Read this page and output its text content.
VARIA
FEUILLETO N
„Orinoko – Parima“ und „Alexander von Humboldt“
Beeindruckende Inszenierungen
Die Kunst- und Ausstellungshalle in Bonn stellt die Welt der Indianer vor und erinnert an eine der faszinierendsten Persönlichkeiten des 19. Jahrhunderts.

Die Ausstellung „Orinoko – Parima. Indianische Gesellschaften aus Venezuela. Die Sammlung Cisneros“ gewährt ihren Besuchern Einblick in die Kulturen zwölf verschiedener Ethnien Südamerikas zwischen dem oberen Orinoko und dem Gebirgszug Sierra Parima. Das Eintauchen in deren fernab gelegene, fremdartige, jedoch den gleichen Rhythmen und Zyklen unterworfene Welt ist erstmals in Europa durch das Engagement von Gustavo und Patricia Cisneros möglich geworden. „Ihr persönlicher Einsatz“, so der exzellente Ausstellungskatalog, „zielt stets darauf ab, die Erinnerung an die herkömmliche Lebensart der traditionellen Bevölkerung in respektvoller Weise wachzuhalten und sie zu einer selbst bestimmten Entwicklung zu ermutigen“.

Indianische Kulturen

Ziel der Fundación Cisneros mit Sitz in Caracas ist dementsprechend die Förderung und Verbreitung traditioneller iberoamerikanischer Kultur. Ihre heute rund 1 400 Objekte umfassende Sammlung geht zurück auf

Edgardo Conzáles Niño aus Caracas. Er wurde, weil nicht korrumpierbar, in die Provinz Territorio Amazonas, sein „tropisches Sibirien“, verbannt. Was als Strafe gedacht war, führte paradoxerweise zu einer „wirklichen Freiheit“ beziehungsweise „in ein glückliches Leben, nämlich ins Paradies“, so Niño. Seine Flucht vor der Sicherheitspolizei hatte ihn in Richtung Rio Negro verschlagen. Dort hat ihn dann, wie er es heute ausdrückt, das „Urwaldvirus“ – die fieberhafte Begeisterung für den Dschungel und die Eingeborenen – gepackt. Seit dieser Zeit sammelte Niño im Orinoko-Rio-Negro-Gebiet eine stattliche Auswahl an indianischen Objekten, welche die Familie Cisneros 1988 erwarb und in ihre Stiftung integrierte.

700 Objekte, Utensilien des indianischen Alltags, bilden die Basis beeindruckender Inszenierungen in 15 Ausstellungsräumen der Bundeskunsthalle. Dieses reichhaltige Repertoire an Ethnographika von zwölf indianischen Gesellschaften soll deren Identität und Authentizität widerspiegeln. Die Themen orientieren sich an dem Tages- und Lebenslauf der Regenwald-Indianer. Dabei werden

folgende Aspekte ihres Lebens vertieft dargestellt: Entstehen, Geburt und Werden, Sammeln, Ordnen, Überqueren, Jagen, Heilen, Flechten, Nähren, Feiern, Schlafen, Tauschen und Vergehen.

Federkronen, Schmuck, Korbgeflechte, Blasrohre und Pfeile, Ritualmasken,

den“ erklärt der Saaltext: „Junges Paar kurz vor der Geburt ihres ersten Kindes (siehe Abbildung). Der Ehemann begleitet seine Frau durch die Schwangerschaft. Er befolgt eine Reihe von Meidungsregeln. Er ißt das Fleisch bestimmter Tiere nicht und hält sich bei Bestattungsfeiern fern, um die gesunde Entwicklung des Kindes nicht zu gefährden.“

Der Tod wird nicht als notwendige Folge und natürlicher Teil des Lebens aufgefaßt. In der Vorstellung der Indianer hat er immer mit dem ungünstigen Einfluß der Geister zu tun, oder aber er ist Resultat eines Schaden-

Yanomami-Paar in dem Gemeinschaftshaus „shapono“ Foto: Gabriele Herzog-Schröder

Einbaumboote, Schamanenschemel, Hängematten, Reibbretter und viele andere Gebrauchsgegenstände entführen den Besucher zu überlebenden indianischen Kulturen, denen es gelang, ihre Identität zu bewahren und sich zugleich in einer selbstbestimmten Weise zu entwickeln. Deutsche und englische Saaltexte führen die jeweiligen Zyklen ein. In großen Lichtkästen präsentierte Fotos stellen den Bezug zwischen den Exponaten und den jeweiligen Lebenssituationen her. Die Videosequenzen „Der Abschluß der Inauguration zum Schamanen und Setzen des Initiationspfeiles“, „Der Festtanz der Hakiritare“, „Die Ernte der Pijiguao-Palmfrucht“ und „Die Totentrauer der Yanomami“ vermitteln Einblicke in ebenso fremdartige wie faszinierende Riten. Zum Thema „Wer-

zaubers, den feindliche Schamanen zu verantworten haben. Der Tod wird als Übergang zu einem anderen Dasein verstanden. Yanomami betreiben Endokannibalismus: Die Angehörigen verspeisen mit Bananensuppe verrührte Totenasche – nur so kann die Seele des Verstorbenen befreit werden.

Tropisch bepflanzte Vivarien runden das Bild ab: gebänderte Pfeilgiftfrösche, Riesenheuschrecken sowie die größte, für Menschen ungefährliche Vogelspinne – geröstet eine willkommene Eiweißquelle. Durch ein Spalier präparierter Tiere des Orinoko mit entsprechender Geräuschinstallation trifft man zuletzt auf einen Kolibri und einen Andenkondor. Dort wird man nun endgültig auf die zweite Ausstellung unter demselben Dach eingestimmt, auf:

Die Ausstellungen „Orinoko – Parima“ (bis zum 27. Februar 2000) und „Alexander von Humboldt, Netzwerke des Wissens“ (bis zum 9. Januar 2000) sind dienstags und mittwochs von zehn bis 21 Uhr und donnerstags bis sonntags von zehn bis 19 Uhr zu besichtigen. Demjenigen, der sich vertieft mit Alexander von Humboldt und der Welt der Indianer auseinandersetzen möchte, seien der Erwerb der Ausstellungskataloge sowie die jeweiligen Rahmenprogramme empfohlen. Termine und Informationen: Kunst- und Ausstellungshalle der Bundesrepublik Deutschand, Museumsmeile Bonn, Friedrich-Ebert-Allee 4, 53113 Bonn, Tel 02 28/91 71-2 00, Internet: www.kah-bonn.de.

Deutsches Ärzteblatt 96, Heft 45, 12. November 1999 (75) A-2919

——————————

Aim of the exercise:
Word for word, repeat every line of the data.

Output:
Read this page and output its text content.
VARIA
FEUILLETO N
„Orinoko – Parima“ und „Alexander von Humboldt“
Beeindruckende Inszenierungen
Die Kunst- und Ausstellungshalle in Bonn stellt die Welt der Indianer vor und erinnert an eine der faszinierendsten Persönlichkeiten des 19. Jahrhunderts.

Die Ausstellung „Orinoko – Parima. Indianische Gesellschaften aus Venezuela. Die Sammlung Cisneros“ gewährt ihren Besuchern Einblick in die Kulturen zwölf verschiedener Ethnien Südamerikas zwischen dem oberen Orinoko und dem Gebirgszug Sierra Parima. Das Eintauchen in deren fernab gelegene, fremdartige, jedoch den gleichen Rhythmen und Zyklen unterworfene Welt ist erstmals in Europa durch das Engagement von Gustavo und Patricia Cisneros möglich geworden. „Ihr persönlicher Einsatz“, so der exzellente Ausstellungskatalog, „zielt stets darauf ab, die Erinnerung an die herkömmliche Lebensart der traditionellen Bevölkerung in respektvoller Weise wachzuhalten und sie zu einer selbst bestimmten Entwicklung zu ermutigen“.

Indianische Kulturen

Ziel der Fundación Cisneros mit Sitz in Caracas ist dementsprechend die Förderung und Verbreitung traditioneller iberoamerikanischer Kultur. Ihre heute rund 1 400 Objekte umfassende Sammlung geht zurück auf

Edgardo Conzáles Niño aus Caracas. Er wurde, weil nicht korrumpierbar, in die Provinz Territorio Amazonas, sein „tropisches Sibirien“, verbannt. Was als Strafe gedacht war, führte paradoxerweise zu einer „wirklichen Freiheit“ beziehungsweise „in ein glückliches Leben, nämlich ins Paradies“, so Niño. Seine Flucht vor der Sicherheitspolizei hatte ihn in Richtung Rio Negro verschlagen. Dort hat ihn dann, wie er es heute ausdrückt, das „Urwaldvirus“ – die fieberhafte Begeisterung für den Dschungel und die Eingeborenen – gepackt. Seit dieser Zeit sammelte Niño im Orinoko-Rio-Negro-Gebiet eine stattliche Auswahl an indianischen Objekten, welche die Familie Cisneros 1988 erwarb und in ihre Stiftung integrierte.

700 Objekte, Utensilien des indianischen Alltags, bilden die Basis beeindruckender Inszenierungen in 15 Ausstellungsräumen der Bundeskunsthalle. Dieses reichhaltige Repertoire an Ethnographika von zwölf indianischen Gesellschaften soll deren Identität und Authentizität widerspiegeln. Die Themen orientieren sich an dem Tages- und Lebenslauf der Regenwald-Indianer. Dabei werden

folgende Aspekte ihres Lebens vertieft dargestellt: Entstehen, Geburt und Werden, Sammeln, Ordnen, Überqueren, Jagen, Heilen, Flechten, Nähren, Feiern, Schlafen, Tauschen und Vergehen.

Federkronen, Schmuck, Korbgeflechte, Blasrohre und Pfeile, Ritualmasken,

den“ erklärt der Saaltext: „Junges Paar kurz vor der Geburt ihres ersten Kindes (siehe Abbildung). Der Ehemann begleitet seine Frau durch die Schwangerschaft. Er befolgt eine Reihe von Meidungsregeln. Er ißt das Fleisch bestimmter Tiere nicht und hält sich bei Bestattungsfeiern fern, um die gesunde Entwicklung des Kindes nicht zu gefährden.“

Der Tod wird nicht als notwendige Folge und natürlicher Teil des Lebens aufgefaßt. In der Vorstellung der Indianer hat er immer mit dem ungünstigen Einfluß der Geister zu tun, oder aber er ist Resultat eines Schaden-

Yanomami-Paar in dem Gemeinschaftshaus „shapono“ Foto: Gabriele Herzog-Schröder

Einbaumboote, Schamanenschemel, Hängematten, Reibbretter und viele andere Gebrauchsgegenstände entführen den Besucher zu überlebenden indianischen Kulturen, denen es gelang, ihre Identität zu bewahren und sich zugleich in einer selbstbestimmten Weise zu entwickeln. Deutsche und englische Saaltexte führen die jeweiligen Zyklen ein. In großen Lichtkästen präsentierte Fotos stellen den Bezug zwischen den Exponaten und den jeweiligen Lebenssituationen her. Die Videosequenzen „Der Abschluß der Inauguration zum Schamanen und Setzen des Initiationspfeiles“, „Der Festtanz der Hakiritare“, „Die Ernte der Pijiguao-Palmfrucht“ und „Die Totentrauer der Yanomami“ vermitteln Einblicke in ebenso fremdartige wie faszinierende Riten. Zum Thema „Wer-

zaubers, den feindliche Schamanen zu verantworten haben. Der Tod wird als Übergang zu einem anderen Dasein verstanden. Yanomami betreiben Endokannibalismus: Die Angehörigen verspeisen mit Bananensuppe verrührte Totenasche – nur so kann die Seele des Verstorbenen befreit werden.

Tropisch bepflanzte Vivarien runden das Bild ab: gebänderte Pfeilgiftfrösche, Riesenheuschrecken sowie die größte, für Menschen ungefährliche Vogelspinne – geröstet eine willkommene Eiweißquelle. Durch ein Spalier präparierter Tiere des Orinoko mit entsprechender Geräuschinstallation trifft man zuletzt auf einen Kolibri und einen Andenkondor. Dort wird man nun endgültig auf die zweite Ausstellung unter demselben Dach eingestimmt, auf:

Die Ausstellungen „Orinoko – Parima“ (bis zum 27. Februar 2000) und „Alexander von Humboldt, Netzwerke des Wissens“ (bis zum 9. Januar 2000) sind dienstags und mittwochs von zehn bis 21 Uhr und donnerstags bis sonntags von zehn bis 19 Uhr zu besichtigen. Demjenigen, der sich vertieft mit Alexander von Humboldt und der Welt der Indianer auseinandersetzen möchte, seien der Erwerb der Ausstellungskataloge sowie die jeweiligen Rahmenprogramme empfohlen. Termine und Informationen: Kunst- und Ausstellungshalle der Bundesrepublik Deutschand, Museumsmeile Bonn, Friedrich-Ebert-Allee 4, 53113 Bonn, Tel 02 28/91 71-2 00, Internet: www.kah-bonn.de.

Deutsches Ärzteblatt 96, Heft 45, 12. November 1999 (75) A-2919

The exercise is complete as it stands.